═════ Input data
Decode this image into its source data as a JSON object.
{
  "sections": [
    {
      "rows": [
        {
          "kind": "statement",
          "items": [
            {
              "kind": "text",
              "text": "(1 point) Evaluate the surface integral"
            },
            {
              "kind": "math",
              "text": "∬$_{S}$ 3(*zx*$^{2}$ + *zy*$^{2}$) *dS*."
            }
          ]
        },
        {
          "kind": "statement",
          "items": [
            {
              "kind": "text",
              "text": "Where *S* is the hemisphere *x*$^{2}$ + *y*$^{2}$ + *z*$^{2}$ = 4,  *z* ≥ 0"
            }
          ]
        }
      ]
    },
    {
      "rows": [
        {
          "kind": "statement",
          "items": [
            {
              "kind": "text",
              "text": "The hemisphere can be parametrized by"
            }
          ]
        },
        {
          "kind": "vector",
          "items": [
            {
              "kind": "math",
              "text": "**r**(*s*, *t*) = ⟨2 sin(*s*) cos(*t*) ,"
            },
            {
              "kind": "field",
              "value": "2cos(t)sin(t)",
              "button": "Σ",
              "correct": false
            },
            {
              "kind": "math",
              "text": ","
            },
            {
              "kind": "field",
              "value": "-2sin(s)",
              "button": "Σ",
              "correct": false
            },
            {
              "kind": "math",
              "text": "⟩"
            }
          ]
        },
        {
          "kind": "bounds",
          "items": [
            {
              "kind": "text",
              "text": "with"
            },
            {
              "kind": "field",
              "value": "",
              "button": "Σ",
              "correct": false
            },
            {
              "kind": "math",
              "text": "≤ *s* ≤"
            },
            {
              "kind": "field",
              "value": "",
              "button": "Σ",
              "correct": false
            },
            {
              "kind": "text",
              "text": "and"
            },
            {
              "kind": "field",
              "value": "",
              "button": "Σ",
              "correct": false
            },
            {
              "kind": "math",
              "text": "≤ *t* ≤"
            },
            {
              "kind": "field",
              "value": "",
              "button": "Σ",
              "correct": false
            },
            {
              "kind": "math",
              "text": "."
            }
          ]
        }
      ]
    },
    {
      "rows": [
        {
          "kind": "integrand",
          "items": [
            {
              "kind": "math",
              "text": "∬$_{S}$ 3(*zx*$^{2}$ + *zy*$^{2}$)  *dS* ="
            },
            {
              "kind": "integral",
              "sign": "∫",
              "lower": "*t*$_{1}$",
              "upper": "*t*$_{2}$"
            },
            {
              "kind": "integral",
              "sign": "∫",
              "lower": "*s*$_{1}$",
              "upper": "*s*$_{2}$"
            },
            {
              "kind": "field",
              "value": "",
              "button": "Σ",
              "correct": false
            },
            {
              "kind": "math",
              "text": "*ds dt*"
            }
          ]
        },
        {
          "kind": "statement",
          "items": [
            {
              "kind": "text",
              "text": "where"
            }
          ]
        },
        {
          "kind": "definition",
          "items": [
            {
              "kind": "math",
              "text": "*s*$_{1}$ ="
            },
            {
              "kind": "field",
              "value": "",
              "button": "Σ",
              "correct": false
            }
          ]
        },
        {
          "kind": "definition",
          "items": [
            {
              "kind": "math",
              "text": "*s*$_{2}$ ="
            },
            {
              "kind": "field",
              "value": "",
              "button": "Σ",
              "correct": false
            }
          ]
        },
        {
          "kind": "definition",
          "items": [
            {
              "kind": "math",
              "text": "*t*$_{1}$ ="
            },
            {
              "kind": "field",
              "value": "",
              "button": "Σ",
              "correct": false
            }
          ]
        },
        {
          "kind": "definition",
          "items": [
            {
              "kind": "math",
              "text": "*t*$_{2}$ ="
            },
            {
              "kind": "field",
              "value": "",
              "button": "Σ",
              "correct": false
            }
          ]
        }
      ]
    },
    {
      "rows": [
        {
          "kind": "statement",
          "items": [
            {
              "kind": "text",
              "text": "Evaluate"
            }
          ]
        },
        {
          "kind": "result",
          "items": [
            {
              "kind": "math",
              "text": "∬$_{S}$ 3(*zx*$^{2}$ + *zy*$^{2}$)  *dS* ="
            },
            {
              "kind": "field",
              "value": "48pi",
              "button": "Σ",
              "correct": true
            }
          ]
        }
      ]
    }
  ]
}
══════════
> **Work to do**: Print the complete listing again, exactly as it stands.

> **Final result**:
Decode this image into its source data as a JSON object.
{
  "sections": [
    {
      "rows": [
        {
          "kind": "statement",
          "items": [
            {
              "kind": "text",
              "text": "(1 point) Evaluate the surface integral"
            },
            {
              "kind": "math",
              "text": "∬$_{S}$ 3(*zx*$^{2}$ + *zy*$^{2}$) *dS*."
            }
          ]
        },
        {
          "kind": "statement",
          "items": [
            {
              "kind": "text",
              "text": "Where *S* is the hemisphere *x*$^{2}$ + *y*$^{2}$ + *z*$^{2}$ = 4,  *z* ≥ 0"
            }
          ]
        }
      ]
    },
    {
      "rows": [
        {
          "kind": "statement",
          "items": [
            {
              "kind": "text",
              "text": "The hemisphere can be parametrized by"
            }
          ]
        },
        {
          "kind": "vector",
          "items": [
            {
              "kind": "math",
              "text": "**r**(*s*, *t*) = ⟨2 sin(*s*) cos(*t*) ,"
            },
            {
              "kind": "field",
              "value": "2cos(t)sin(t)",
              "button": "Σ",
              "correct": false
            },
            {
              "kind": "math",
              "text": ","
            },
            {
              "kind": "field",
              "value": "-2sin(s)",
              "button": "Σ",
              "correct": false
            },
            {
              "kind": "math",
              "text": "⟩"
            }
          ]
        },
        {
          "kind": "bounds",
          "items": [
            {
              "kind": "text",
              "text": "with"
            },
            {
              "kind": "field",
              "value": "",
              "button": "Σ",
              "correct": false
            },
            {
              "kind": "math",
              "text": "≤ *s* ≤"
            },
            {
              "kind": "field",
              "value": "",
              "button": "Σ",
              "correct": false
            },
            {
              "kind": "text",
              "text": "and"
            },
            {
              "kind": "field",
              "value": "",
              "button": "Σ",
              "correct": false
            },
            {
              "kind": "math",
              "text": "≤ *t* ≤"
            },
            {
              "kind": "field",
              "value": "",
              "button": "Σ",
              "correct": false
            },
            {
              "kind": "math",
              "text": "."
            }
          ]
        }
      ]
    },
    {
      "rows": [
        {
          "kind": "integrand",
          "items": [
            {
              "kind": "math",
              "text": "∬$_{S}$ 3(*zx*$^{2}$ + *zy*$^{2}$)  *dS* ="
            },
            {
              "kind": "integral",
              "sign": "∫",
              "lower": "*t*$_{1}$",
              "upper": "*t*$_{2}$"
            },
            {
              "kind": "integral",
              "sign": "∫",
              "lower": "*s*$_{1}$",
              "upper": "*s*$_{2}$"
            },
            {
              "kind": "field",
              "value": "",
              "button": "Σ",
              "correct": false
            },
            {
              "kind": "math",
              "text": "*ds dt*"
            }
          ]
        },
        {
          "kind": "statement",
          "items": [
            {
              "kind": "text",
              "text": "where"
            }
          ]
        },
        {
          "kind": "definition",
          "items": [
            {
              "kind": "math",
              "text": "*s*$_{1}$ ="
            },
            {
              "kind": "field",
              "value": "",
              "button": "Σ",
              "correct": false
            }
          ]
        },
        {
          "kind": "definition",
          "items": [
            {
              "kind": "math",
              "text": "*s*$_{2}$ ="
            },
            {
              "kind": "field",
              "value": "",
              "button": "Σ",
              "correct": false
            }
          ]
        },
        {
          "kind": "definition",
          "items": [
            {
              "kind": "math",
              "text": "*t*$_{1}$ ="
            },
            {
              "kind": "field",
              "value": "",
              "button": "Σ",
              "correct": false
            }
          ]
        },
        {
          "kind": "definition",
          "items": [
            {
              "kind": "math",
              "text": "*t*$_{2}$ ="
            },
            {
              "kind": "field",
              "value": "",
              "button": "Σ",
              "correct": false
            }
          ]
        }
      ]
    },
    {
      "rows": [
        {
          "kind": "statement",
          "items": [
            {
              "kind": "text",
              "text": "Evaluate"
            }
          ]
        },
        {
          "kind": "result",
          "items": [
            {
              "kind": "math",
              "text": "∬$_{S}$ 3(*zx*$^{2}$ + *zy*$^{2}$)  *dS* ="
            },
            {
              "kind": "field",
              "value": "48pi",
              "button": "Σ",
              "correct": true
            }
          ]
        }
      ]
    }
  ]
}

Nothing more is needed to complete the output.